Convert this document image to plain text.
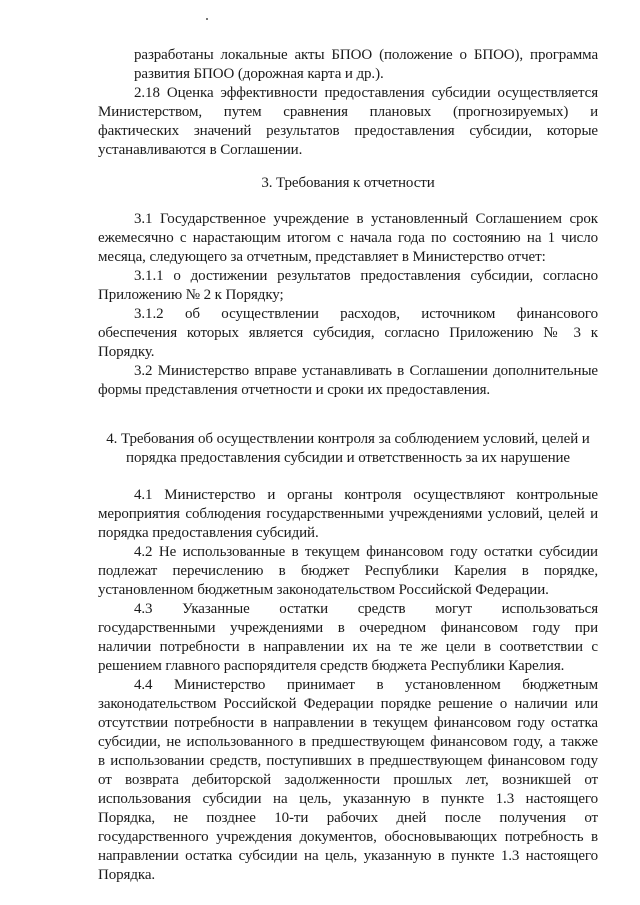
разработаны локальные акты БПОО (положение о БПОО), программа
развития БПОО (дорожная карта и др.).
2.18 Оценка эффективности предоставления субсидии осуществляется
Министерством, путем сравнения плановых (прогнозируемых) и
фактических значений результатов предоставления субсидии, которые
устанавливаются в Соглашении.
3. Требования к отчетности
3.1 Государственное учреждение в установленный Соглашением срок
ежемесячно с нарастающим итогом с начала года по состоянию на 1 число
месяца, следующего за отчетным, представляет в Министерство отчет:
3.1.1 о достижении результатов предоставления субсидии, согласно
Приложению № 2 к Порядку;
3.1.2 об осуществлении расходов, источником финансового
обеспечения которых является субсидия, согласно Приложению № 3 к
Порядку.
3.2 Министерство вправе устанавливать в Соглашении дополнительные
формы представления отчетности и сроки их предоставления.
4. Требования об осуществлении контроля за соблюдением условий, целей и
порядка предоставления субсидии и ответственность за их нарушение
4.1 Министерство и органы контроля осуществляют контрольные
мероприятия соблюдения государственными учреждениями условий, целей и
порядка предоставления субсидий.
4.2 Не использованные в текущем финансовом году остатки субсидии
подлежат перечислению в бюджет Республики Карелия в порядке,
установленном бюджетным законодательством Российской Федерации.
4.3 Указанные остатки средств могут использоваться
государственными учреждениями в очередном финансовом году при
наличии потребности в направлении их на те же цели в соответствии с
решением главного распорядителя средств бюджета Республики Карелия.
4.4 Министерство принимает в установленном бюджетным
законодательством Российской Федерации порядке решение о наличии или
отсутствии потребности в направлении в текущем финансовом году остатка
субсидии, не использованного в предшествующем финансовом году, а также
в использовании средств, поступивших в предшествующем финансовом году
от возврата дебиторской задолженности прошлых лет, возникшей от
использования субсидии на цель, указанную в пункте 1.3 настоящего
Порядка, не позднее 10-ти рабочих дней после получения от
государственного учреждения документов, обосновывающих потребность в
направлении остатка субсидии на цель, указанную в пункте 1.3 настоящего
Порядка.
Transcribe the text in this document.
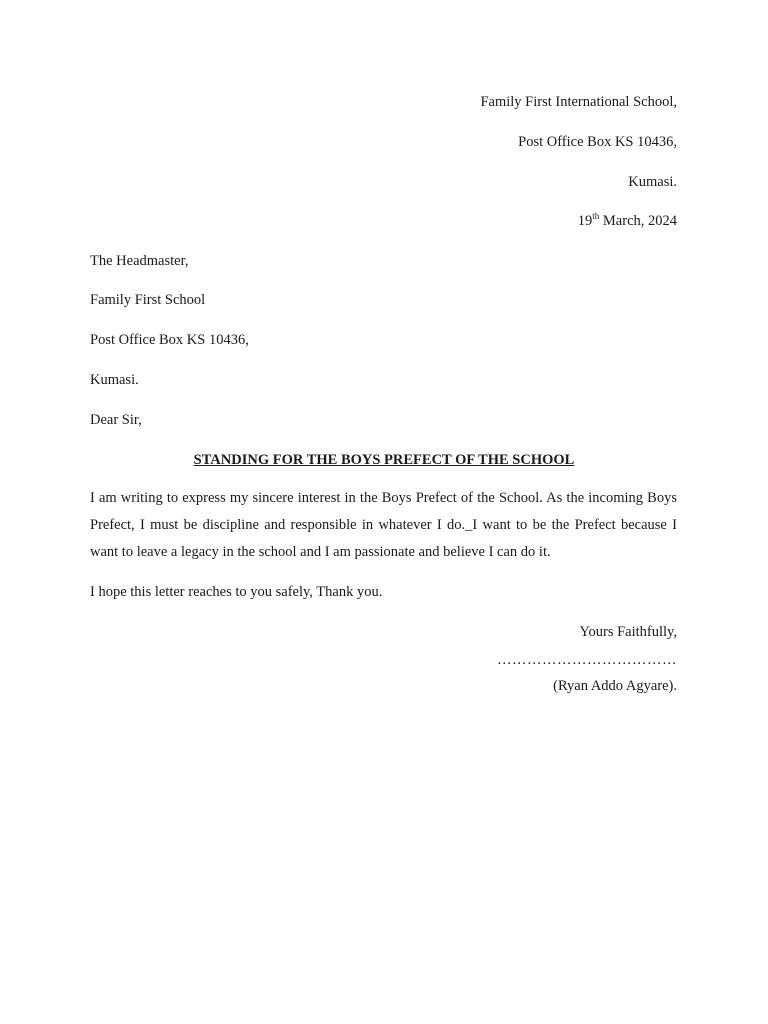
Family First International School,
Post Office Box KS 10436,
Kumasi.
19th March, 2024
The Headmaster,
Family First School
Post Office Box KS 10436,
Kumasi.
Dear Sir,
STANDING FOR THE BOYS PREFECT OF THE SCHOOL
I am writing to express my sincere interest in the Boys Prefect of the School. As the incoming Boys Prefect, I must be discipline and responsible in whatever I do._I want to be the Prefect because I want to leave a legacy in the school and I am passionate and believe I can do it.
I hope this letter reaches to you safely, Thank you.
Yours Faithfully,
………………………………
(Ryan Addo Agyare).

***

_Aim:_ Only what runs from the line containing "Transcribe the text in this document." through the end of the entries above should be extracted, exactly and without pictures.

_Exercise result:_
Transcribe the text in this document.
Family First International School,
Post Office Box KS 10436,
Kumasi.
19th March, 2024
The Headmaster,
Family First School
Post Office Box KS 10436,
Kumasi.
Dear Sir,
STANDING FOR THE BOYS PREFECT OF THE SCHOOL
I am writing to express my sincere interest in the Boys Prefect of the School. As the incoming Boys Prefect, I must be discipline and responsible in whatever I do._I want to be the Prefect because I want to leave a legacy in the school and I am passionate and believe I can do it.
I hope this letter reaches to you safely, Thank you.
Yours Faithfully,
………………………………
(Ryan Addo Agyare).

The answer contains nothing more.